___ PROVIDED MATERIAL ___

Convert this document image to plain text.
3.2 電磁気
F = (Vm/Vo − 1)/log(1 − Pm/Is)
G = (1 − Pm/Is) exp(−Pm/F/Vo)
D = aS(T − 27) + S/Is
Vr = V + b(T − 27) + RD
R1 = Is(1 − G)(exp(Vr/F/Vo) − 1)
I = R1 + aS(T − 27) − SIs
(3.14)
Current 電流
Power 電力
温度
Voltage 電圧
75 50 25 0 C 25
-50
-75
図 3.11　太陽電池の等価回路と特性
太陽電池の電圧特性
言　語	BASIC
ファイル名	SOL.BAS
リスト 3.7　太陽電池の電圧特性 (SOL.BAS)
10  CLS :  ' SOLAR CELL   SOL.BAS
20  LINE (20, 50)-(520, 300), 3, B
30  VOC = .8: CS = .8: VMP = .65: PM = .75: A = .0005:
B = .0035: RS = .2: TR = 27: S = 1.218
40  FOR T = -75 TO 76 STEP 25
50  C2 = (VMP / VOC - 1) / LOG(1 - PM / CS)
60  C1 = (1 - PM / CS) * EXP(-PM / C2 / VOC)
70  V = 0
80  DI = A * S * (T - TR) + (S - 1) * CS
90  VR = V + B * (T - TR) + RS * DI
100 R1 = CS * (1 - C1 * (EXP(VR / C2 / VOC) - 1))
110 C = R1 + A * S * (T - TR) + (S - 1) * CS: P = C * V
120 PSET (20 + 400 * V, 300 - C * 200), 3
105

___

- INSTRUCTION -
Print all of the data exactly as it was given.

- CORRECT RESULT -
Convert this document image to plain text.
3.2 電磁気
F = (Vm/Vo − 1)/log(1 − Pm/Is)
G = (1 − Pm/Is) exp(−Pm/F/Vo)
D = aS(T − 27) + S/Is
Vr = V + b(T − 27) + RD
R1 = Is(1 − G)(exp(Vr/F/Vo) − 1)
I = R1 + aS(T − 27) − SIs
(3.14)
Current 電流
Power 電力
温度
Voltage 電圧
75 50 25 0 C 25
-50
-75
図 3.11　太陽電池の等価回路と特性
太陽電池の電圧特性
言　語	BASIC
ファイル名	SOL.BAS
リスト 3.7　太陽電池の電圧特性 (SOL.BAS)
10  CLS :  ' SOLAR CELL   SOL.BAS
20  LINE (20, 50)-(520, 300), 3, B
30  VOC = .8: CS = .8: VMP = .65: PM = .75: A = .0005:
B = .0035: RS = .2: TR = 27: S = 1.218
40  FOR T = -75 TO 76 STEP 25
50  C2 = (VMP / VOC - 1) / LOG(1 - PM / CS)
60  C1 = (1 - PM / CS) * EXP(-PM / C2 / VOC)
70  V = 0
80  DI = A * S * (T - TR) + (S - 1) * CS
90  VR = V + B * (T - TR) + RS * DI
100 R1 = CS * (1 - C1 * (EXP(VR / C2 / VOC) - 1))
110 C = R1 + A * S * (T - TR) + (S - 1) * CS: P = C * V
120 PSET (20 + 400 * V, 300 - C * 200), 3
105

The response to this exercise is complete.